Output the entries verbatim, including every line.

[Dataset records]

════

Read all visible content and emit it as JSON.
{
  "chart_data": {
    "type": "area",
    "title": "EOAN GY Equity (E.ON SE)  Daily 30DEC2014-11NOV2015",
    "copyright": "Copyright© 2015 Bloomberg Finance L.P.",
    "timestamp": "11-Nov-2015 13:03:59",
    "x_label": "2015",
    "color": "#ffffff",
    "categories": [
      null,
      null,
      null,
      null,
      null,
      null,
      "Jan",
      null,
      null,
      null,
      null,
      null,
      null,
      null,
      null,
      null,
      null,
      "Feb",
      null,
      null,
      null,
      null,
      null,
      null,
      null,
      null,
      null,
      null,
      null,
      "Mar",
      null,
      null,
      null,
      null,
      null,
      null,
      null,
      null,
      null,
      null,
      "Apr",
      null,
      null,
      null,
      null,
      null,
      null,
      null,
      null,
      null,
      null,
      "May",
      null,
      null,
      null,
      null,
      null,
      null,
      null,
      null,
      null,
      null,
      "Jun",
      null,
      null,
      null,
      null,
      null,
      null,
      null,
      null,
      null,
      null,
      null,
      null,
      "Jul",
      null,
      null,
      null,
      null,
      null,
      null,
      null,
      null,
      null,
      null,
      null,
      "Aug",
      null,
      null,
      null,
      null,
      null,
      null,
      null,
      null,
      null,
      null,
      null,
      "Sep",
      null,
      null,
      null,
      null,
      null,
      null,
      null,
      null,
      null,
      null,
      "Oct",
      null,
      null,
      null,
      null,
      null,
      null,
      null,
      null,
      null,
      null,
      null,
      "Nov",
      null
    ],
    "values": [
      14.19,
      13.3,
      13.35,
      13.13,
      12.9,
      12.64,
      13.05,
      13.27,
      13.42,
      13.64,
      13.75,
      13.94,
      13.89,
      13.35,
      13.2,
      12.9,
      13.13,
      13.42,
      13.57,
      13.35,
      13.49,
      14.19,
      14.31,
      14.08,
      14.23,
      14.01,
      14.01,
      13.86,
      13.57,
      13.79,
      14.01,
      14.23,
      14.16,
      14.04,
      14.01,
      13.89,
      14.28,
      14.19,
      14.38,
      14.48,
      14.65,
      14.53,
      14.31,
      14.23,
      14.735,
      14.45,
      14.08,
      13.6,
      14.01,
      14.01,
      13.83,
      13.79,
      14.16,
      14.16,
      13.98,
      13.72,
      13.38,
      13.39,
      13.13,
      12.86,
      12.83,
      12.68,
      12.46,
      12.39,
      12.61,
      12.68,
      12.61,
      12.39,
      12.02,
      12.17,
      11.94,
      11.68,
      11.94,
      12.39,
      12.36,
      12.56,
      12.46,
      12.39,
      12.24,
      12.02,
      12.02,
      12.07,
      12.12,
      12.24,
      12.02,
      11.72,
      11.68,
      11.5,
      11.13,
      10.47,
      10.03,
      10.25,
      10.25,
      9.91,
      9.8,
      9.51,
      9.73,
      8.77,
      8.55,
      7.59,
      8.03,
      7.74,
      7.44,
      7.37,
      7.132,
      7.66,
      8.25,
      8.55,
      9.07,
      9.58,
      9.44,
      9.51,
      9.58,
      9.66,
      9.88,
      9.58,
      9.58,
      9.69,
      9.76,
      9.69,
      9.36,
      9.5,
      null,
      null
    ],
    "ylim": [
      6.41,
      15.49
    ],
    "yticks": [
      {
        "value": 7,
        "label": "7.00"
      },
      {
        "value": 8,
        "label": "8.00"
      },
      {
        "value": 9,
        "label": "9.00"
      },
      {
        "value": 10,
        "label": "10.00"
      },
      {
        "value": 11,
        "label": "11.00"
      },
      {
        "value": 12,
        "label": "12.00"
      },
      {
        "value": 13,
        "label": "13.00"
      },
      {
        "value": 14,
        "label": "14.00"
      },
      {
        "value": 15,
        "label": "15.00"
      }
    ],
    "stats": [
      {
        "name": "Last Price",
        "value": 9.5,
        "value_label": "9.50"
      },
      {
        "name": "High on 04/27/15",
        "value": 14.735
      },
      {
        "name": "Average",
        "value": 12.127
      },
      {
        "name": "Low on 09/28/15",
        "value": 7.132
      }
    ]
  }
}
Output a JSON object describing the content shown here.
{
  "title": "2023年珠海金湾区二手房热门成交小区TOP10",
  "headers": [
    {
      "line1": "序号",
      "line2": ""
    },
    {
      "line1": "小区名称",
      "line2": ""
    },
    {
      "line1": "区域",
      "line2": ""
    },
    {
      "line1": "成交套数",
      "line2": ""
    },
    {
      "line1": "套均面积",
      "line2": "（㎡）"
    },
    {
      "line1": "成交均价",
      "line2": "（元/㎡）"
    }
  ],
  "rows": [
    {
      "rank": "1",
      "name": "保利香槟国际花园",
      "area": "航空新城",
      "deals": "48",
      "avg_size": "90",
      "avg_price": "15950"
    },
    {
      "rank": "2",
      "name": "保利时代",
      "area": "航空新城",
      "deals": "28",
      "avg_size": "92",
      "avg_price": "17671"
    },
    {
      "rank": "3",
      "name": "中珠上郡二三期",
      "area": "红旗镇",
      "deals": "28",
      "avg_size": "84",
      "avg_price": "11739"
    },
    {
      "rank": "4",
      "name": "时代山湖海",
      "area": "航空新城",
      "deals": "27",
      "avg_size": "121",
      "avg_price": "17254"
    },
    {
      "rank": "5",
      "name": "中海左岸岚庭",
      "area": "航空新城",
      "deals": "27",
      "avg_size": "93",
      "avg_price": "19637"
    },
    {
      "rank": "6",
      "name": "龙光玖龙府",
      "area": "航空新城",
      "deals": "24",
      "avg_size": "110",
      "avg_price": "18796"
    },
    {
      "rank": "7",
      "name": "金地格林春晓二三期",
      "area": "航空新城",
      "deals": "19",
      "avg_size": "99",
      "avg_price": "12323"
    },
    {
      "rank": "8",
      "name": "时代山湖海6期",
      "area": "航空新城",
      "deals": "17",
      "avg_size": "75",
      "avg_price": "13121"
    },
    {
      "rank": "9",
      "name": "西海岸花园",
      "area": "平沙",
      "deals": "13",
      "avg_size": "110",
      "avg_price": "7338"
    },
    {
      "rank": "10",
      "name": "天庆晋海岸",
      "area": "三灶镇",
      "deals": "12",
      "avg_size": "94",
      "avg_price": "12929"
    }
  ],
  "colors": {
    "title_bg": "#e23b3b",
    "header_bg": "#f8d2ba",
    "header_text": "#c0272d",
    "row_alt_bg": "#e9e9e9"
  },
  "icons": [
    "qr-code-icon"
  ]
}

════

(Answer to the task)
Read all visible content and emit it as JSON.
{
  "chart_data": {
    "type": "area",
    "title": "EOAN GY Equity (E.ON SE)  Daily 30DEC2014-11NOV2015",
    "copyright": "Copyright© 2015 Bloomberg Finance L.P.",
    "timestamp": "11-Nov-2015 13:03:59",
    "x_label": "2015",
    "color": "#ffffff",
    "categories": [
      null,
      null,
      null,
      null,
      null,
      null,
      "Jan",
      null,
      null,
      null,
      null,
      null,
      null,
      null,
      null,
      null,
      null,
      "Feb",
      null,
      null,
      null,
      null,
      null,
      null,
      null,
      null,
      null,
      null,
      null,
      "Mar",
      null,
      null,
      null,
      null,
      null,
      null,
      null,
      null,
      null,
      null,
      "Apr",
      null,
      null,
      null,
      null,
      null,
      null,
      null,
      null,
      null,
      null,
      "May",
      null,
      null,
      null,
      null,
      null,
      null,
      null,
      null,
      null,
      null,
      "Jun",
      null,
      null,
      null,
      null,
      null,
      null,
      null,
      null,
      null,
      null,
      null,
      null,
      "Jul",
      null,
      null,
      null,
      null,
      null,
      null,
      null,
      null,
      null,
      null,
      null,
      "Aug",
      null,
      null,
      null,
      null,
      null,
      null,
      null,
      null,
      null,
      null,
      null,
      "Sep",
      null,
      null,
      null,
      null,
      null,
      null,
      null,
      null,
      null,
      null,
      "Oct",
      null,
      null,
      null,
      null,
      null,
      null,
      null,
      null,
      null,
      null,
      null,
      "Nov",
      null
    ],
    "values": [
      14.19,
      13.3,
      13.35,
      13.13,
      12.9,
      12.64,
      13.05,
      13.27,
      13.42,
      13.64,
      13.75,
      13.94,
      13.89,
      13.35,
      13.2,
      12.9,
      13.13,
      13.42,
      13.57,
      13.35,
      13.49,
      14.19,
      14.31,
      14.08,
      14.23,
      14.01,
      14.01,
      13.86,
      13.57,
      13.79,
      14.01,
      14.23,
      14.16,
      14.04,
      14.01,
      13.89,
      14.28,
      14.19,
      14.38,
      14.48,
      14.65,
      14.53,
      14.31,
      14.23,
      14.735,
      14.45,
      14.08,
      13.6,
      14.01,
      14.01,
      13.83,
      13.79,
      14.16,
      14.16,
      13.98,
      13.72,
      13.38,
      13.39,
      13.13,
      12.86,
      12.83,
      12.68,
      12.46,
      12.39,
      12.61,
      12.68,
      12.61,
      12.39,
      12.02,
      12.17,
      11.94,
      11.68,
      11.94,
      12.39,
      12.36,
      12.56,
      12.46,
      12.39,
      12.24,
      12.02,
      12.02,
      12.07,
      12.12,
      12.24,
      12.02,
      11.72,
      11.68,
      11.5,
      11.13,
      10.47,
      10.03,
      10.25,
      10.25,
      9.91,
      9.8,
      9.51,
      9.73,
      8.77,
      8.55,
      7.59,
      8.03,
      7.74,
      7.44,
      7.37,
      7.132,
      7.66,
      8.25,
      8.55,
      9.07,
      9.58,
      9.44,
      9.51,
      9.58,
      9.66,
      9.88,
      9.58,
      9.58,
      9.69,
      9.76,
      9.69,
      9.36,
      9.5,
      null,
      null
    ],
    "ylim": [
      6.41,
      15.49
    ],
    "yticks": [
      {
        "value": 7,
        "label": "7.00"
      },
      {
        "value": 8,
        "label": "8.00"
      },
      {
        "value": 9,
        "label": "9.00"
      },
      {
        "value": 10,
        "label": "10.00"
      },
      {
        "value": 11,
        "label": "11.00"
      },
      {
        "value": 12,
        "label": "12.00"
      },
      {
        "value": 13,
        "label": "13.00"
      },
      {
        "value": 14,
        "label": "14.00"
      },
      {
        "value": 15,
        "label": "15.00"
      }
    ],
    "stats": [
      {
        "name": "Last Price",
        "value": 9.5,
        "value_label": "9.50"
      },
      {
        "name": "High on 04/27/15",
        "value": 14.735
      },
      {
        "name": "Average",
        "value": 12.127
      },
      {
        "name": "Low on 09/28/15",
        "value": 7.132
      }
    ]
  }
}
Output a JSON object describing the content shown here.
{
  "title": "2023年珠海金湾区二手房热门成交小区TOP10",
  "headers": [
    {
      "line1": "序号",
      "line2": ""
    },
    {
      "line1": "小区名称",
      "line2": ""
    },
    {
      "line1": "区域",
      "line2": ""
    },
    {
      "line1": "成交套数",
      "line2": ""
    },
    {
      "line1": "套均面积",
      "line2": "（㎡）"
    },
    {
      "line1": "成交均价",
      "line2": "（元/㎡）"
    }
  ],
  "rows": [
    {
      "rank": "1",
      "name": "保利香槟国际花园",
      "area": "航空新城",
      "deals": "48",
      "avg_size": "90",
      "avg_price": "15950"
    },
    {
      "rank": "2",
      "name": "保利时代",
      "area": "航空新城",
      "deals": "28",
      "avg_size": "92",
      "avg_price": "17671"
    },
    {
      "rank": "3",
      "name": "中珠上郡二三期",
      "area": "红旗镇",
      "deals": "28",
      "avg_size": "84",
      "avg_price": "11739"
    },
    {
      "rank": "4",
      "name": "时代山湖海",
      "area": "航空新城",
      "deals": "27",
      "avg_size": "121",
      "avg_price": "17254"
    },
    {
      "rank": "5",
      "name": "中海左岸岚庭",
      "area": "航空新城",
      "deals": "27",
      "avg_size": "93",
      "avg_price": "19637"
    },
    {
      "rank": "6",
      "name": "龙光玖龙府",
      "area": "航空新城",
      "deals": "24",
      "avg_size": "110",
      "avg_price": "18796"
    },
    {
      "rank": "7",
      "name": "金地格林春晓二三期",
      "area": "航空新城",
      "deals": "19",
      "avg_size": "99",
      "avg_price": "12323"
    },
    {
      "rank": "8",
      "name": "时代山湖海6期",
      "area": "航空新城",
      "deals": "17",
      "avg_size": "75",
      "avg_price": "13121"
    },
    {
      "rank": "9",
      "name": "西海岸花园",
      "area": "平沙",
      "deals": "13",
      "avg_size": "110",
      "avg_price": "7338"
    },
    {
      "rank": "10",
      "name": "天庆晋海岸",
      "area": "三灶镇",
      "deals": "12",
      "avg_size": "94",
      "avg_price": "12929"
    }
  ],
  "colors": {
    "title_bg": "#e23b3b",
    "header_bg": "#f8d2ba",
    "header_text": "#c0272d",
    "row_alt_bg": "#e9e9e9"
  },
  "icons": [
    "qr-code-icon"
  ]
}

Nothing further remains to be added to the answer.